Records from a data collection:
········
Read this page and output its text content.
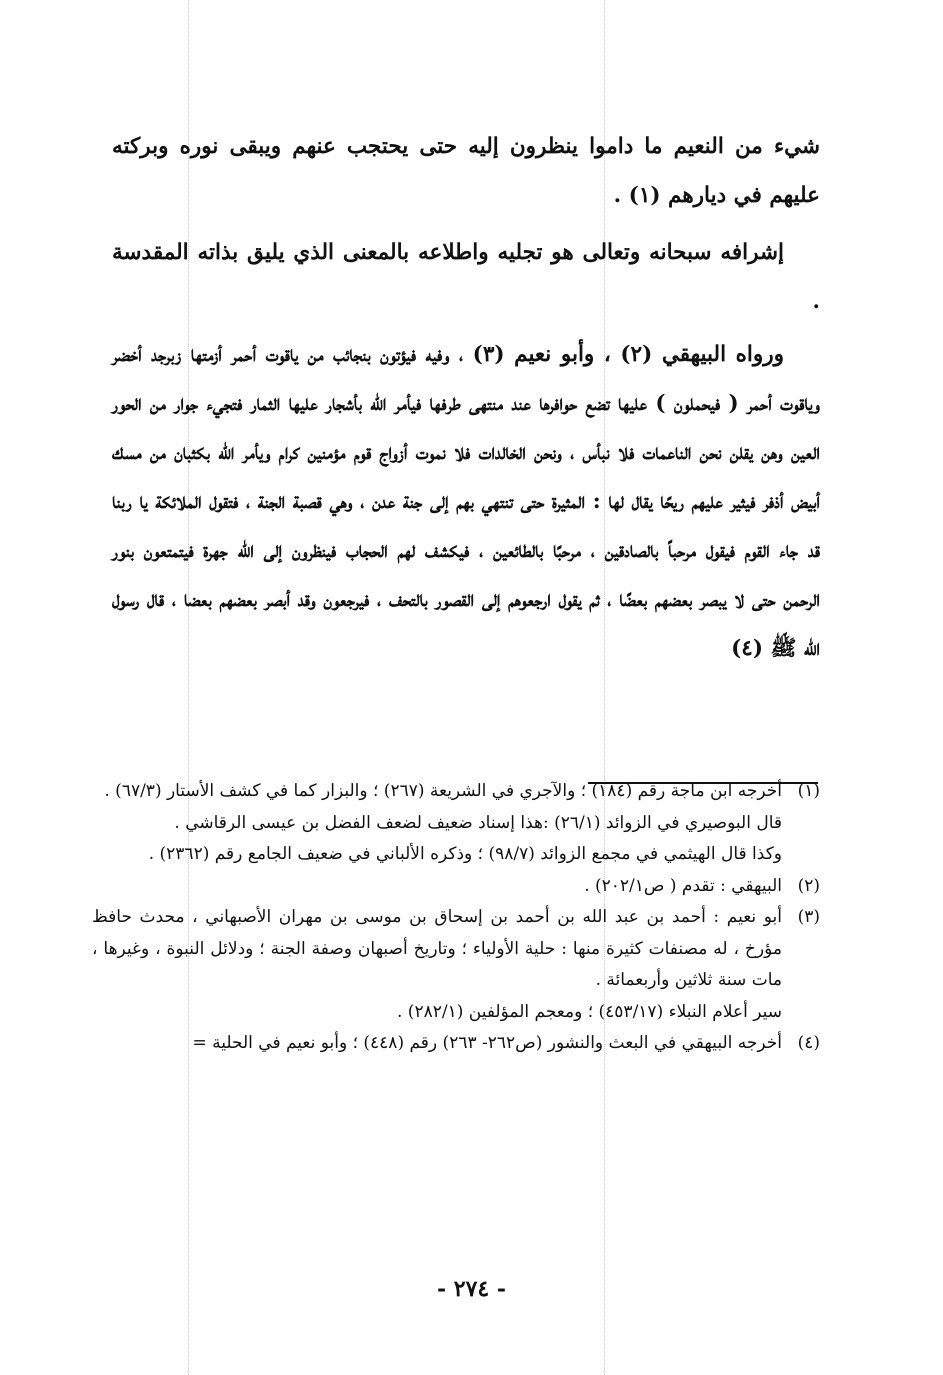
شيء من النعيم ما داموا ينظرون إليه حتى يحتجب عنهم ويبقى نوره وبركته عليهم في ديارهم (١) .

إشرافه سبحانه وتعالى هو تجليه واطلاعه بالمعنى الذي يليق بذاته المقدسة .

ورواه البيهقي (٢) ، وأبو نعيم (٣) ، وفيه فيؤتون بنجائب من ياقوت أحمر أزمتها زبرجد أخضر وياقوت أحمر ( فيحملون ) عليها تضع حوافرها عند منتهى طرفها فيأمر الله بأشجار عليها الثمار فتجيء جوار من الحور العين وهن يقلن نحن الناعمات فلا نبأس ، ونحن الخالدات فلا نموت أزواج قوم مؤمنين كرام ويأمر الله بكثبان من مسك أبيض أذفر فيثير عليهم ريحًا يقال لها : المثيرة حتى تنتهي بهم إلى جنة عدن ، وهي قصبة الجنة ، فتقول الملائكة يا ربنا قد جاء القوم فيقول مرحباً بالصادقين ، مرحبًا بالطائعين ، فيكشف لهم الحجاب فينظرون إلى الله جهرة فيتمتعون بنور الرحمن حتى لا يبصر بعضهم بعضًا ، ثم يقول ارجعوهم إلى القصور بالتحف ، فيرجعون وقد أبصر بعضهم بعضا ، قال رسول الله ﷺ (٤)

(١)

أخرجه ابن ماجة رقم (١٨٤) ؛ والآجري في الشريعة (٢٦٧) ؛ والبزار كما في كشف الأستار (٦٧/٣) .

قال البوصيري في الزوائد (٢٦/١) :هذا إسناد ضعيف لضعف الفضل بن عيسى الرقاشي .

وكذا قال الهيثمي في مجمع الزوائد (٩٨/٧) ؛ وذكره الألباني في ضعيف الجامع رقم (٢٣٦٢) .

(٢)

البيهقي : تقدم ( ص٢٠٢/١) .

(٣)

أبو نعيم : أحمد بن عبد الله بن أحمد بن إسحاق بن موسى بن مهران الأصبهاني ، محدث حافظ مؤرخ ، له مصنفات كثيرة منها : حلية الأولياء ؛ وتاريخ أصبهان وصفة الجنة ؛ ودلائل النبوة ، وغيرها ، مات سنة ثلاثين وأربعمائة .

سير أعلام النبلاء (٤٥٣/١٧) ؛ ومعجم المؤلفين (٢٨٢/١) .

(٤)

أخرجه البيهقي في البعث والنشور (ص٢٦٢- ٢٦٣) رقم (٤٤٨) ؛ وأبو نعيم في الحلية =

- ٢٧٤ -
········
The listing above must be printed again exactly, minus its pictures.

**Output:**
Read this page and output its text content.
شيء من النعيم ما داموا ينظرون إليه حتى يحتجب عنهم ويبقى نوره وبركته عليهم في ديارهم (١) .

إشرافه سبحانه وتعالى هو تجليه واطلاعه بالمعنى الذي يليق بذاته المقدسة .

ورواه البيهقي (٢) ، وأبو نعيم (٣) ، وفيه فيؤتون بنجائب من ياقوت أحمر أزمتها زبرجد أخضر وياقوت أحمر ( فيحملون ) عليها تضع حوافرها عند منتهى طرفها فيأمر الله بأشجار عليها الثمار فتجيء جوار من الحور العين وهن يقلن نحن الناعمات فلا نبأس ، ونحن الخالدات فلا نموت أزواج قوم مؤمنين كرام ويأمر الله بكثبان من مسك أبيض أذفر فيثير عليهم ريحًا يقال لها : المثيرة حتى تنتهي بهم إلى جنة عدن ، وهي قصبة الجنة ، فتقول الملائكة يا ربنا قد جاء القوم فيقول مرحباً بالصادقين ، مرحبًا بالطائعين ، فيكشف لهم الحجاب فينظرون إلى الله جهرة فيتمتعون بنور الرحمن حتى لا يبصر بعضهم بعضًا ، ثم يقول ارجعوهم إلى القصور بالتحف ، فيرجعون وقد أبصر بعضهم بعضا ، قال رسول الله ﷺ (٤)

(١)

أخرجه ابن ماجة رقم (١٨٤) ؛ والآجري في الشريعة (٢٦٧) ؛ والبزار كما في كشف الأستار (٦٧/٣) .

قال البوصيري في الزوائد (٢٦/١) :هذا إسناد ضعيف لضعف الفضل بن عيسى الرقاشي .

وكذا قال الهيثمي في مجمع الزوائد (٩٨/٧) ؛ وذكره الألباني في ضعيف الجامع رقم (٢٣٦٢) .

(٢)

البيهقي : تقدم ( ص٢٠٢/١) .

(٣)

أبو نعيم : أحمد بن عبد الله بن أحمد بن إسحاق بن موسى بن مهران الأصبهاني ، محدث حافظ مؤرخ ، له مصنفات كثيرة منها : حلية الأولياء ؛ وتاريخ أصبهان وصفة الجنة ؛ ودلائل النبوة ، وغيرها ، مات سنة ثلاثين وأربعمائة .

سير أعلام النبلاء (٤٥٣/١٧) ؛ ومعجم المؤلفين (٢٨٢/١) .

(٤)

أخرجه البيهقي في البعث والنشور (ص٢٦٢- ٢٦٣) رقم (٤٤٨) ؛ وأبو نعيم في الحلية =

- ٢٧٤ -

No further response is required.